Return all of the entries exactly as written.

╔══

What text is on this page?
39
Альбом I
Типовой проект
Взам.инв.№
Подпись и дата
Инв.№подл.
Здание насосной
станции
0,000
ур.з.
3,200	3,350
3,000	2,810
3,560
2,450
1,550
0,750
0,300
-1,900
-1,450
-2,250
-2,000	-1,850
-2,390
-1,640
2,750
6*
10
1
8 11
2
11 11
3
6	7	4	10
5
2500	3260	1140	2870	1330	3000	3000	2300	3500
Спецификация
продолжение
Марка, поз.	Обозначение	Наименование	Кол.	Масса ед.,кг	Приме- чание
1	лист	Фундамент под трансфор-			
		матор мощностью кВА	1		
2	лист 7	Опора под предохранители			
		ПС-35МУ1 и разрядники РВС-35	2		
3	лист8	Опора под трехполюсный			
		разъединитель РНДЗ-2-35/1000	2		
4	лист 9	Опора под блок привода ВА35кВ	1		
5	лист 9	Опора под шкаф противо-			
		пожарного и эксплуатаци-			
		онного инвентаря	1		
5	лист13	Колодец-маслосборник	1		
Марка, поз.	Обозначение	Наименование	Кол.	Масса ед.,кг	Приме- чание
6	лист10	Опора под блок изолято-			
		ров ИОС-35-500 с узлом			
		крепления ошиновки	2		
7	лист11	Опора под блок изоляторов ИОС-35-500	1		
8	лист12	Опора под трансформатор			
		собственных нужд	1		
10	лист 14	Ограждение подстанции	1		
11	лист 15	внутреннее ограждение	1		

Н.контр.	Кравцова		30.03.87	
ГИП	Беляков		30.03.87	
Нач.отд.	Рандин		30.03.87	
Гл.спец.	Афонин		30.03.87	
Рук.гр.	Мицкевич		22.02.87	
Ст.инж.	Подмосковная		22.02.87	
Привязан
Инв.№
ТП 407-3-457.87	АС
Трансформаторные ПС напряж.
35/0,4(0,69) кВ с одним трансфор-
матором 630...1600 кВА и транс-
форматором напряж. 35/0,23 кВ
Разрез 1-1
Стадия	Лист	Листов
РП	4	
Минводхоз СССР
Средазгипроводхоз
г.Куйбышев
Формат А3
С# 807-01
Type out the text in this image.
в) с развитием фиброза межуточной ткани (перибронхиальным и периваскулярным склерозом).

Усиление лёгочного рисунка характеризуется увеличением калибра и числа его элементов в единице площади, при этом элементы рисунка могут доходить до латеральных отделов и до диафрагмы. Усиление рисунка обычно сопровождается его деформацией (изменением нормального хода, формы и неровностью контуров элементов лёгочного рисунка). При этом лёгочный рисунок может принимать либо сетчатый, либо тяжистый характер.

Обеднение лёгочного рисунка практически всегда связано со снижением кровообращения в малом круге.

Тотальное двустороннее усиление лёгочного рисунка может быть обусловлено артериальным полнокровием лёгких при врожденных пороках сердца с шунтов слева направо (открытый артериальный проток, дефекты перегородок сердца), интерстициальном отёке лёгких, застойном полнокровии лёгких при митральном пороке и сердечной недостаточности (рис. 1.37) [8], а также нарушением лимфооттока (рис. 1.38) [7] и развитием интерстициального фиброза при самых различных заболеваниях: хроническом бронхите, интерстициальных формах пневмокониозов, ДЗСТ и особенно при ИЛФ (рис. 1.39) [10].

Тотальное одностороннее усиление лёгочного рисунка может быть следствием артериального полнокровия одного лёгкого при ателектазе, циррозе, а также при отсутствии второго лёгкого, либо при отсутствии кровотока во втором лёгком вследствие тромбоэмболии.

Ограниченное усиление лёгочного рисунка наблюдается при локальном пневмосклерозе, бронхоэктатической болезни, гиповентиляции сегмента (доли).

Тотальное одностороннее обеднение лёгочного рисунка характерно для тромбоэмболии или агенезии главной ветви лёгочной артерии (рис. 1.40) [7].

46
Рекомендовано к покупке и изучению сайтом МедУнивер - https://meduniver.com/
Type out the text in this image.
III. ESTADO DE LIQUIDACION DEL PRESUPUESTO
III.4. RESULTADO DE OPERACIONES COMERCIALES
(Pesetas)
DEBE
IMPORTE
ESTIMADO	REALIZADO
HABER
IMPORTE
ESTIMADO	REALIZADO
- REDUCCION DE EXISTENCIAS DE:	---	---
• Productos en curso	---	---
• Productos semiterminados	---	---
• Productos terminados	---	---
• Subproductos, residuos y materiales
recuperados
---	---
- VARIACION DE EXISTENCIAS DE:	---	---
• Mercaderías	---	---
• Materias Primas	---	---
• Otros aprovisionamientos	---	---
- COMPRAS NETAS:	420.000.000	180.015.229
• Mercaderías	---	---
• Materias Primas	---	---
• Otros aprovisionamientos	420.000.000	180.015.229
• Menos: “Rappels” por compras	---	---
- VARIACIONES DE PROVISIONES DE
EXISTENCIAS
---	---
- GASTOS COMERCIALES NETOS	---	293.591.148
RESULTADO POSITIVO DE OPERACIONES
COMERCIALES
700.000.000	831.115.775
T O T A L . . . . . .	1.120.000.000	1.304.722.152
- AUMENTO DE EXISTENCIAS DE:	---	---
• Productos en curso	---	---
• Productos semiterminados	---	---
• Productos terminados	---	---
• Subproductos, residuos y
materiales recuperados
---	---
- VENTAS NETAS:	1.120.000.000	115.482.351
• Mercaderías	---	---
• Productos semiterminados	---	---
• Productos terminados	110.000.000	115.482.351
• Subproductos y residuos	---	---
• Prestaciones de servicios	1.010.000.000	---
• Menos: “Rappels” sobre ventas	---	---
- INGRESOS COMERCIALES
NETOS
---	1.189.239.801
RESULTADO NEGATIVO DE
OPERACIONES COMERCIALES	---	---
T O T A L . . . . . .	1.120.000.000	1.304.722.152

╚══

**Worked answer**:
What text is on this page?
39
Альбом I
Типовой проект
Взам.инв.№
Подпись и дата
Инв.№подл.
Здание насосной
станции
0,000
ур.з.
3,200	3,350
3,000	2,810
3,560
2,450
1,550
0,750
0,300
-1,900
-1,450
-2,250
-2,000	-1,850
-2,390
-1,640
2,750
6*
10
1
8 11
2
11 11
3
6	7	4	10
5
2500	3260	1140	2870	1330	3000	3000	2300	3500
Спецификация
продолжение
Марка, поз.	Обозначение	Наименование	Кол.	Масса ед.,кг	Приме- чание
1	лист	Фундамент под трансфор-			
		матор мощностью кВА	1		
2	лист 7	Опора под предохранители			
		ПС-35МУ1 и разрядники РВС-35	2		
3	лист8	Опора под трехполюсный			
		разъединитель РНДЗ-2-35/1000	2		
4	лист 9	Опора под блок привода ВА35кВ	1		
5	лист 9	Опора под шкаф противо-			
		пожарного и эксплуатаци-			
		онного инвентаря	1		
5	лист13	Колодец-маслосборник	1		
Марка, поз.	Обозначение	Наименование	Кол.	Масса ед.,кг	Приме- чание
6	лист10	Опора под блок изолято-			
		ров ИОС-35-500 с узлом			
		крепления ошиновки	2		
7	лист11	Опора под блок изоляторов ИОС-35-500	1		
8	лист12	Опора под трансформатор			
		собственных нужд	1		
10	лист 14	Ограждение подстанции	1		
11	лист 15	внутреннее ограждение	1		

Н.контр.	Кравцова		30.03.87	
ГИП	Беляков		30.03.87	
Нач.отд.	Рандин		30.03.87	
Гл.спец.	Афонин		30.03.87	
Рук.гр.	Мицкевич		22.02.87	
Ст.инж.	Подмосковная		22.02.87	
Привязан
Инв.№
ТП 407-3-457.87	АС
Трансформаторные ПС напряж.
35/0,4(0,69) кВ с одним трансфор-
матором 630...1600 кВА и транс-
форматором напряж. 35/0,23 кВ
Разрез 1-1
Стадия	Лист	Листов
РП	4	
Минводхоз СССР
Средазгипроводхоз
г.Куйбышев
Формат А3
С# 807-01
Type out the text in this image.
в) с развитием фиброза межуточной ткани (перибронхиальным и периваскулярным склерозом).

Усиление лёгочного рисунка характеризуется увеличением калибра и числа его элементов в единице площади, при этом элементы рисунка могут доходить до латеральных отделов и до диафрагмы. Усиление рисунка обычно сопровождается его деформацией (изменением нормального хода, формы и неровностью контуров элементов лёгочного рисунка). При этом лёгочный рисунок может принимать либо сетчатый, либо тяжистый характер.

Обеднение лёгочного рисунка практически всегда связано со снижением кровообращения в малом круге.

Тотальное двустороннее усиление лёгочного рисунка может быть обусловлено артериальным полнокровием лёгких при врожденных пороках сердца с шунтов слева направо (открытый артериальный проток, дефекты перегородок сердца), интерстициальном отёке лёгких, застойном полнокровии лёгких при митральном пороке и сердечной недостаточности (рис. 1.37) [8], а также нарушением лимфооттока (рис. 1.38) [7] и развитием интерстициального фиброза при самых различных заболеваниях: хроническом бронхите, интерстициальных формах пневмокониозов, ДЗСТ и особенно при ИЛФ (рис. 1.39) [10].

Тотальное одностороннее усиление лёгочного рисунка может быть следствием артериального полнокровия одного лёгкого при ателектазе, циррозе, а также при отсутствии второго лёгкого, либо при отсутствии кровотока во втором лёгком вследствие тромбоэмболии.

Ограниченное усиление лёгочного рисунка наблюдается при локальном пневмосклерозе, бронхоэктатической болезни, гиповентиляции сегмента (доли).

Тотальное одностороннее обеднение лёгочного рисунка характерно для тромбоэмболии или агенезии главной ветви лёгочной артерии (рис. 1.40) [7].

46
Рекомендовано к покупке и изучению сайтом МедУнивер - https://meduniver.com/
Type out the text in this image.
III. ESTADO DE LIQUIDACION DEL PRESUPUESTO
III.4. RESULTADO DE OPERACIONES COMERCIALES
(Pesetas)
DEBE
IMPORTE
ESTIMADO	REALIZADO
HABER
IMPORTE
ESTIMADO	REALIZADO
- REDUCCION DE EXISTENCIAS DE:	---	---
• Productos en curso	---	---
• Productos semiterminados	---	---
• Productos terminados	---	---
• Subproductos, residuos y materiales
recuperados
---	---
- VARIACION DE EXISTENCIAS DE:	---	---
• Mercaderías	---	---
• Materias Primas	---	---
• Otros aprovisionamientos	---	---
- COMPRAS NETAS:	420.000.000	180.015.229
• Mercaderías	---	---
• Materias Primas	---	---
• Otros aprovisionamientos	420.000.000	180.015.229
• Menos: “Rappels” por compras	---	---
- VARIACIONES DE PROVISIONES DE
EXISTENCIAS
---	---
- GASTOS COMERCIALES NETOS	---	293.591.148
RESULTADO POSITIVO DE OPERACIONES
COMERCIALES
700.000.000	831.115.775
T O T A L . . . . . .	1.120.000.000	1.304.722.152
- AUMENTO DE EXISTENCIAS DE:	---	---
• Productos en curso	---	---
• Productos semiterminados	---	---
• Productos terminados	---	---
• Subproductos, residuos y
materiales recuperados
---	---
- VENTAS NETAS:	1.120.000.000	115.482.351
• Mercaderías	---	---
• Productos semiterminados	---	---
• Productos terminados	110.000.000	115.482.351
• Subproductos y residuos	---	---
• Prestaciones de servicios	1.010.000.000	---
• Menos: “Rappels” sobre ventas	---	---
- INGRESOS COMERCIALES
NETOS
---	1.189.239.801
RESULTADO NEGATIVO DE
OPERACIONES COMERCIALES	---	---
T O T A L . . . . . .	1.120.000.000	1.304.722.152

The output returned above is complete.